Task to carry out — Gather every line in the entries below that contains the word "ruler", and copy each one out in full.

Record extracts —
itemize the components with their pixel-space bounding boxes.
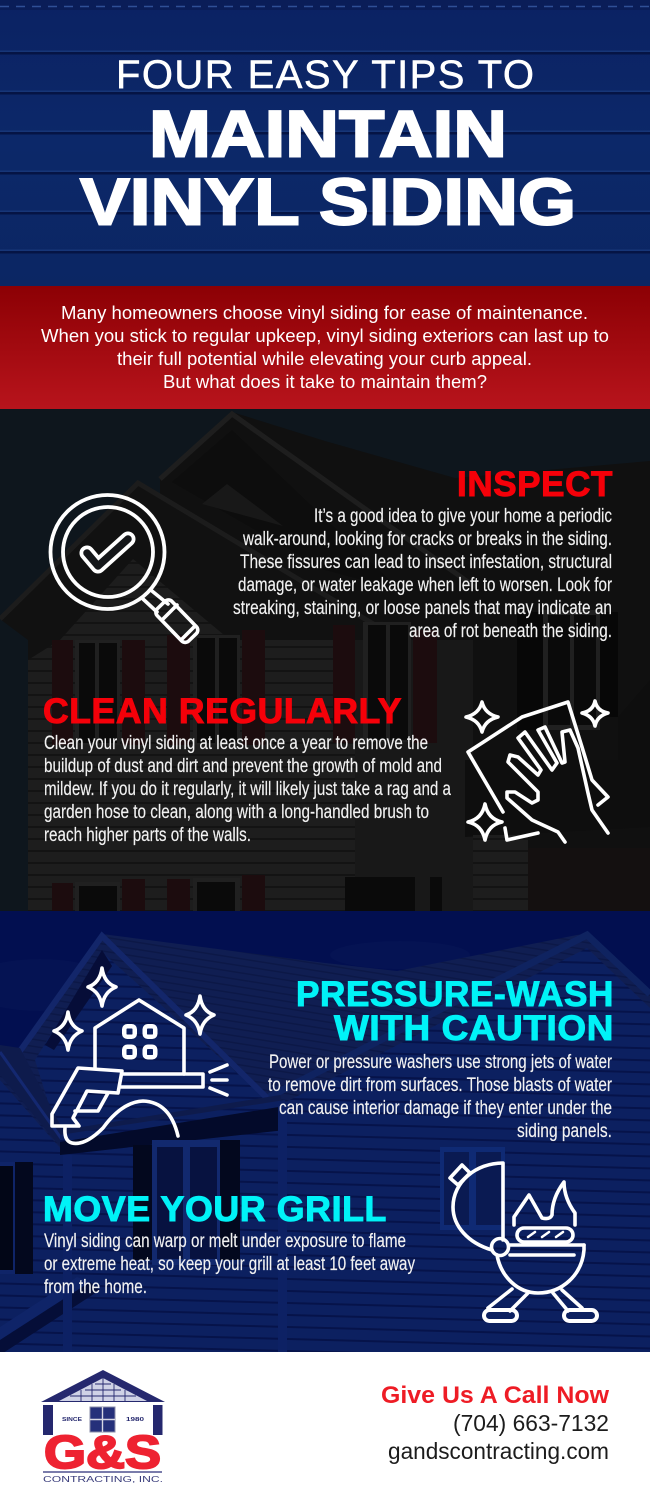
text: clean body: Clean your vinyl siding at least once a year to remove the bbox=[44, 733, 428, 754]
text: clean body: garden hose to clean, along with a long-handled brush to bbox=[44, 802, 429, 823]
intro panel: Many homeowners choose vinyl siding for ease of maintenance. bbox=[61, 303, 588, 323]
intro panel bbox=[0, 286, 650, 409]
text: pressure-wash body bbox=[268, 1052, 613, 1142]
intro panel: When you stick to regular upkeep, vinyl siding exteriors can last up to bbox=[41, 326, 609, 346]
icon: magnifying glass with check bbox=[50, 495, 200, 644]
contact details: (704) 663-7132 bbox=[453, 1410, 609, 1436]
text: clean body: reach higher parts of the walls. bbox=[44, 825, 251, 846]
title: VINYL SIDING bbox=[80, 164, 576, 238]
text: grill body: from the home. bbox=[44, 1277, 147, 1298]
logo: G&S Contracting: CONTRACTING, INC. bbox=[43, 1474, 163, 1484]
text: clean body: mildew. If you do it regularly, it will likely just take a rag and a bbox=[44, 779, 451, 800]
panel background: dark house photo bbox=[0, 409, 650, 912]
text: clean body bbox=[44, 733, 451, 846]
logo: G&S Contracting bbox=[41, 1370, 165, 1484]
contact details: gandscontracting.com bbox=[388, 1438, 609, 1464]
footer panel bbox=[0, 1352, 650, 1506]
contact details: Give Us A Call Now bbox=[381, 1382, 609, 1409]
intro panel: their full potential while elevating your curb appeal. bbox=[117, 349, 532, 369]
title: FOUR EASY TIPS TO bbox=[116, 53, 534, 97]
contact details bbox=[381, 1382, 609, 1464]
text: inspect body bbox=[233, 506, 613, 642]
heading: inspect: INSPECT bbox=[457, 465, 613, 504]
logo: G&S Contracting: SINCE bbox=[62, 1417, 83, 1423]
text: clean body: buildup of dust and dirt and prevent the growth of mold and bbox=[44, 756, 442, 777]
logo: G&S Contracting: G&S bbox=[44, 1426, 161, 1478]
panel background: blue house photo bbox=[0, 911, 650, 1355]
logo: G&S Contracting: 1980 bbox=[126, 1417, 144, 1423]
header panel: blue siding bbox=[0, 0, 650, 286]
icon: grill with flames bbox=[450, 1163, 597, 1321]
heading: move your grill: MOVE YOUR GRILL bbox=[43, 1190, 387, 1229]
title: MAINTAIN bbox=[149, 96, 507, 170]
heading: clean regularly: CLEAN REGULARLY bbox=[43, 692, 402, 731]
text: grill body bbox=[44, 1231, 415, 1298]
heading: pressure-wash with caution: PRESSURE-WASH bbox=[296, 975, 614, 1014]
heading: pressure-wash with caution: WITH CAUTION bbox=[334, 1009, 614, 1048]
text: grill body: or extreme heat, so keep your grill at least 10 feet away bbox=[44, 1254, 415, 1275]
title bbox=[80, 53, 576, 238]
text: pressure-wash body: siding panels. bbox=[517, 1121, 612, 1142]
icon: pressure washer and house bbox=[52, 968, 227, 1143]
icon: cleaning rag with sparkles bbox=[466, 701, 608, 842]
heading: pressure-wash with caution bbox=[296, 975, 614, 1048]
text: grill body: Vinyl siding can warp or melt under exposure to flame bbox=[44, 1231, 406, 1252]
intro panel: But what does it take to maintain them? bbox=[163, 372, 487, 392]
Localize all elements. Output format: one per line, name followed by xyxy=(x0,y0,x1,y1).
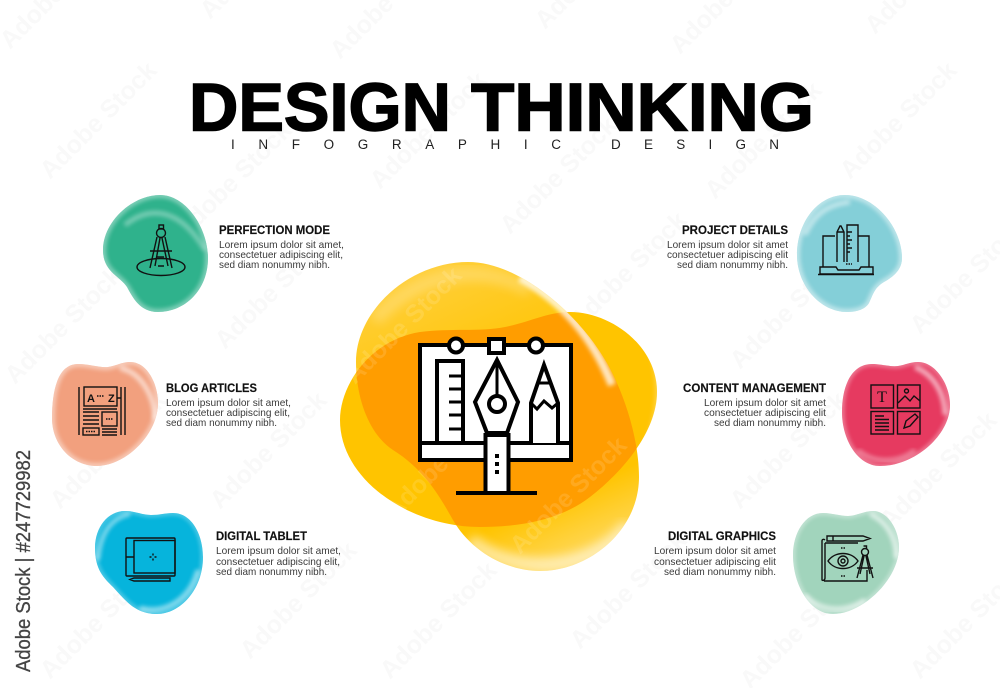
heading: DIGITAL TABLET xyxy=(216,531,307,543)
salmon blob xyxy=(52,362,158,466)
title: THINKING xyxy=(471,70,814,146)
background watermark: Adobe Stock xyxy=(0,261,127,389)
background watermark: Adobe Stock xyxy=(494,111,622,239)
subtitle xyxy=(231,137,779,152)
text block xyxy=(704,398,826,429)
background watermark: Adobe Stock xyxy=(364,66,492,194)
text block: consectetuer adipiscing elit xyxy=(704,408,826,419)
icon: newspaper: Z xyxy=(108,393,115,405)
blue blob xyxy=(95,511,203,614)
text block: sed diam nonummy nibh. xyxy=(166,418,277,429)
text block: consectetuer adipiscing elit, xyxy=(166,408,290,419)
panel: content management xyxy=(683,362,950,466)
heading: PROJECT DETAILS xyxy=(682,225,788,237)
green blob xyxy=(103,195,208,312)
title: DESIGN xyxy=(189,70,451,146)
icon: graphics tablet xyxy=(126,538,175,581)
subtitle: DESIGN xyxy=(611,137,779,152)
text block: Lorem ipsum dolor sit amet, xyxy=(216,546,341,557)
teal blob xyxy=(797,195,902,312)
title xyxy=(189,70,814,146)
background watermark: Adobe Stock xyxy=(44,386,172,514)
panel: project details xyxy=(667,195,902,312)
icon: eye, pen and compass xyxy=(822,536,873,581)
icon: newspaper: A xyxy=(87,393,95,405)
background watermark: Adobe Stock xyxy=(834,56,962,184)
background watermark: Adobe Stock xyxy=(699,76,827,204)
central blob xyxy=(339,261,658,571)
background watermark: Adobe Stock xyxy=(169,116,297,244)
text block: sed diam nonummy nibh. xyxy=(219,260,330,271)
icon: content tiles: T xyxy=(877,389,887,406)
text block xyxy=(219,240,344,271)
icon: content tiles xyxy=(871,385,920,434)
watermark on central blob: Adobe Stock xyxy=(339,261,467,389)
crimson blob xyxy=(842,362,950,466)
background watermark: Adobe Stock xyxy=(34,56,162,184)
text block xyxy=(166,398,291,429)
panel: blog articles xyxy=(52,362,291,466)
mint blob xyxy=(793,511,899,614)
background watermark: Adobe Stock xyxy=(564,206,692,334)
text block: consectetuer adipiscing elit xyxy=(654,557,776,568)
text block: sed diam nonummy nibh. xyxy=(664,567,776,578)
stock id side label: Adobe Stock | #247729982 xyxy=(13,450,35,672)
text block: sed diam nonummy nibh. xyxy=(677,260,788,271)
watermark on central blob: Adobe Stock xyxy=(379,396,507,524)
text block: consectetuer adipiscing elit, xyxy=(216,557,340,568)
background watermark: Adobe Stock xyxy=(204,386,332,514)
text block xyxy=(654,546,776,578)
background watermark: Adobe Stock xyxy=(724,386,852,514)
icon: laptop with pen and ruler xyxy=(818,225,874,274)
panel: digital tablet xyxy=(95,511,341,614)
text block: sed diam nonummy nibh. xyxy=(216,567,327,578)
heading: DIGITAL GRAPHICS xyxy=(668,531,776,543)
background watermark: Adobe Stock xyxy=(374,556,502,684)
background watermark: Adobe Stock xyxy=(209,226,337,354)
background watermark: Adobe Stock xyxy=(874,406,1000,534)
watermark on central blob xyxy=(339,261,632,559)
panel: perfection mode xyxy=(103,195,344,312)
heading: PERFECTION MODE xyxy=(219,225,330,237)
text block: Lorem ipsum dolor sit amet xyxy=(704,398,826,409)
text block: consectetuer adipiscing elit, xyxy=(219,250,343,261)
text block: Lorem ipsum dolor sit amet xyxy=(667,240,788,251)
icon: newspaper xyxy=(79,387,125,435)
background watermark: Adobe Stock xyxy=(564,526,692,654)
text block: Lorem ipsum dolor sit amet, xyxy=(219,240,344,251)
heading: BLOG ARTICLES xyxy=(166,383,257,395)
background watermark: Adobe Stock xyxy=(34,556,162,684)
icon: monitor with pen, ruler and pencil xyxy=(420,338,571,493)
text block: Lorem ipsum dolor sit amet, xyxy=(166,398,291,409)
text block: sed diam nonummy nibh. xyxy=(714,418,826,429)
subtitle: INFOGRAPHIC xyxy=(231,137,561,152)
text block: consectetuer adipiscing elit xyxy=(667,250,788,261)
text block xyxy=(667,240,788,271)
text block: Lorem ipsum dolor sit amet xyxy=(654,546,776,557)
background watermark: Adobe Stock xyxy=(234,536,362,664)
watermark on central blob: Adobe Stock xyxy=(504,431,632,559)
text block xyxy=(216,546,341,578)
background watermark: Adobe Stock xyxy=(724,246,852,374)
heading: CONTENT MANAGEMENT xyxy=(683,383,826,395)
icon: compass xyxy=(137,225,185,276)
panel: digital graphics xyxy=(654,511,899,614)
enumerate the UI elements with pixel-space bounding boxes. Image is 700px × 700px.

Final result —
icon: laptop with pen and ruler xyxy=(818,225,874,274)
icon: monitor with pen, ruler and pencil xyxy=(420,338,571,493)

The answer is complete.